What needs to be done
Restate, word for word, every line of the data.
[Start Data provided]
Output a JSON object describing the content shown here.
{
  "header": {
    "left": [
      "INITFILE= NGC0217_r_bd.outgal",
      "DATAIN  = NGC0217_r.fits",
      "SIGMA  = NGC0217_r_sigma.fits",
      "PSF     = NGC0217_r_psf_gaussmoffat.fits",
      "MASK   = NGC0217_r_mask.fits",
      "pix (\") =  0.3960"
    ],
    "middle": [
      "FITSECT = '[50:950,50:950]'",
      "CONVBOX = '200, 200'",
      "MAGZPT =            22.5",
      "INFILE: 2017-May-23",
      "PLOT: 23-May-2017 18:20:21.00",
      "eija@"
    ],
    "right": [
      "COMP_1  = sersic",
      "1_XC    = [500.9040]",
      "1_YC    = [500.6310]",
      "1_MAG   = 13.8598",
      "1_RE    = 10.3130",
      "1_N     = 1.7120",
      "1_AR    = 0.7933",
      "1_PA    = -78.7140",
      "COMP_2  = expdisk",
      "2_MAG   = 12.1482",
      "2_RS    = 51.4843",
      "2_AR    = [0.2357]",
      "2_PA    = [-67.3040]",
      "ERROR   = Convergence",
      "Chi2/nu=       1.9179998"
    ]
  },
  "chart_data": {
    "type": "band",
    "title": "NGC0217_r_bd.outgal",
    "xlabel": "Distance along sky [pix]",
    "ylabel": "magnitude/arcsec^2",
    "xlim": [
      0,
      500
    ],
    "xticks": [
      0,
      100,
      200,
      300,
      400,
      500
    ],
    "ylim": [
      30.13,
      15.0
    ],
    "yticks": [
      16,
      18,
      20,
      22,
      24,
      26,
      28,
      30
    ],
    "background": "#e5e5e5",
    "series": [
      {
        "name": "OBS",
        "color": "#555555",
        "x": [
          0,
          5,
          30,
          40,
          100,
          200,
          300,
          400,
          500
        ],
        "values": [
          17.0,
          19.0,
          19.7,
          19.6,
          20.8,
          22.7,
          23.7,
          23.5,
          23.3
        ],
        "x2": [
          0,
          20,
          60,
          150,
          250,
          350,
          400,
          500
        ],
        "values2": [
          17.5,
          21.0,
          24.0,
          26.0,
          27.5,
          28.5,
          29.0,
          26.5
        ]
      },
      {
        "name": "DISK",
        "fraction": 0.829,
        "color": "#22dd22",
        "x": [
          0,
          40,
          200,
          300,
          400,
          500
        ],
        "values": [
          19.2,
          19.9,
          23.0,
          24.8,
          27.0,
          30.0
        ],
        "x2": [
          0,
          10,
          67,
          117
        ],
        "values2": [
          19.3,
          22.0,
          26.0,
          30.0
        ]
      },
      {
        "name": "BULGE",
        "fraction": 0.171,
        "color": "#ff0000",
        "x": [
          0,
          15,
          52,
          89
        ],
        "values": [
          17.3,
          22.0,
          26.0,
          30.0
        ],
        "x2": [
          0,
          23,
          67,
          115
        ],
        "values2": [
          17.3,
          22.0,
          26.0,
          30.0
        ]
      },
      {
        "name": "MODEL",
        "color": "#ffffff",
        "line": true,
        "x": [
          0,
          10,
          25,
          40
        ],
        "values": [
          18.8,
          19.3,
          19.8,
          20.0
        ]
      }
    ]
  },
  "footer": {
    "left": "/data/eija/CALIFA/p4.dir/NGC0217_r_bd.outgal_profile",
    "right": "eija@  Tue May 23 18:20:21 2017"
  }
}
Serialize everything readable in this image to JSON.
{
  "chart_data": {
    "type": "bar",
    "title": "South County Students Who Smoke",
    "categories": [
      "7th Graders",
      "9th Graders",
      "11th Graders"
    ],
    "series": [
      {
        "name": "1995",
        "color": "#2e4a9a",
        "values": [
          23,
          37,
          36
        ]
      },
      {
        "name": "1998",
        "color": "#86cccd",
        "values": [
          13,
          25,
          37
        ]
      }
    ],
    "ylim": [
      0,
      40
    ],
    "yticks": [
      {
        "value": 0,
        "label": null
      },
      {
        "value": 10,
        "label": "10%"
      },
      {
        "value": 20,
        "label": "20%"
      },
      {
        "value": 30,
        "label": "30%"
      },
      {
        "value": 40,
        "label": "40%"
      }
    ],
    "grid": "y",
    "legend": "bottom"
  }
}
[End Data provided]
Expected output
Output a JSON object describing the content shown here.
{
  "header": {
    "left": [
      "INITFILE= NGC0217_r_bd.outgal",
      "DATAIN  = NGC0217_r.fits",
      "SIGMA  = NGC0217_r_sigma.fits",
      "PSF     = NGC0217_r_psf_gaussmoffat.fits",
      "MASK   = NGC0217_r_mask.fits",
      "pix (\") =  0.3960"
    ],
    "middle": [
      "FITSECT = '[50:950,50:950]'",
      "CONVBOX = '200, 200'",
      "MAGZPT =            22.5",
      "INFILE: 2017-May-23",
      "PLOT: 23-May-2017 18:20:21.00",
      "eija@"
    ],
    "right": [
      "COMP_1  = sersic",
      "1_XC    = [500.9040]",
      "1_YC    = [500.6310]",
      "1_MAG   = 13.8598",
      "1_RE    = 10.3130",
      "1_N     = 1.7120",
      "1_AR    = 0.7933",
      "1_PA    = -78.7140",
      "COMP_2  = expdisk",
      "2_MAG   = 12.1482",
      "2_RS    = 51.4843",
      "2_AR    = [0.2357]",
      "2_PA    = [-67.3040]",
      "ERROR   = Convergence",
      "Chi2/nu=       1.9179998"
    ]
  },
  "chart_data": {
    "type": "band",
    "title": "NGC0217_r_bd.outgal",
    "xlabel": "Distance along sky [pix]",
    "ylabel": "magnitude/arcsec^2",
    "xlim": [
      0,
      500
    ],
    "xticks": [
      0,
      100,
      200,
      300,
      400,
      500
    ],
    "ylim": [
      30.13,
      15.0
    ],
    "yticks": [
      16,
      18,
      20,
      22,
      24,
      26,
      28,
      30
    ],
    "background": "#e5e5e5",
    "series": [
      {
        "name": "OBS",
        "color": "#555555",
        "x": [
          0,
          5,
          30,
          40,
          100,
          200,
          300,
          400,
          500
        ],
        "values": [
          17.0,
          19.0,
          19.7,
          19.6,
          20.8,
          22.7,
          23.7,
          23.5,
          23.3
        ],
        "x2": [
          0,
          20,
          60,
          150,
          250,
          350,
          400,
          500
        ],
        "values2": [
          17.5,
          21.0,
          24.0,
          26.0,
          27.5,
          28.5,
          29.0,
          26.5
        ]
      },
      {
        "name": "DISK",
        "fraction": 0.829,
        "color": "#22dd22",
        "x": [
          0,
          40,
          200,
          300,
          400,
          500
        ],
        "values": [
          19.2,
          19.9,
          23.0,
          24.8,
          27.0,
          30.0
        ],
        "x2": [
          0,
          10,
          67,
          117
        ],
        "values2": [
          19.3,
          22.0,
          26.0,
          30.0
        ]
      },
      {
        "name": "BULGE",
        "fraction": 0.171,
        "color": "#ff0000",
        "x": [
          0,
          15,
          52,
          89
        ],
        "values": [
          17.3,
          22.0,
          26.0,
          30.0
        ],
        "x2": [
          0,
          23,
          67,
          115
        ],
        "values2": [
          17.3,
          22.0,
          26.0,
          30.0
        ]
      },
      {
        "name": "MODEL",
        "color": "#ffffff",
        "line": true,
        "x": [
          0,
          10,
          25,
          40
        ],
        "values": [
          18.8,
          19.3,
          19.8,
          20.0
        ]
      }
    ]
  },
  "footer": {
    "left": "/data/eija/CALIFA/p4.dir/NGC0217_r_bd.outgal_profile",
    "right": "eija@  Tue May 23 18:20:21 2017"
  }
}
Serialize everything readable in this image to JSON.
{
  "chart_data": {
    "type": "bar",
    "title": "South County Students Who Smoke",
    "categories": [
      "7th Graders",
      "9th Graders",
      "11th Graders"
    ],
    "series": [
      {
        "name": "1995",
        "color": "#2e4a9a",
        "values": [
          23,
          37,
          36
        ]
      },
      {
        "name": "1998",
        "color": "#86cccd",
        "values": [
          13,
          25,
          37
        ]
      }
    ],
    "ylim": [
      0,
      40
    ],
    "yticks": [
      {
        "value": 0,
        "label": null
      },
      {
        "value": 10,
        "label": "10%"
      },
      {
        "value": 20,
        "label": "20%"
      },
      {
        "value": 30,
        "label": "30%"
      },
      {
        "value": 40,
        "label": "40%"
      }
    ],
    "grid": "y",
    "legend": "bottom"
  }
}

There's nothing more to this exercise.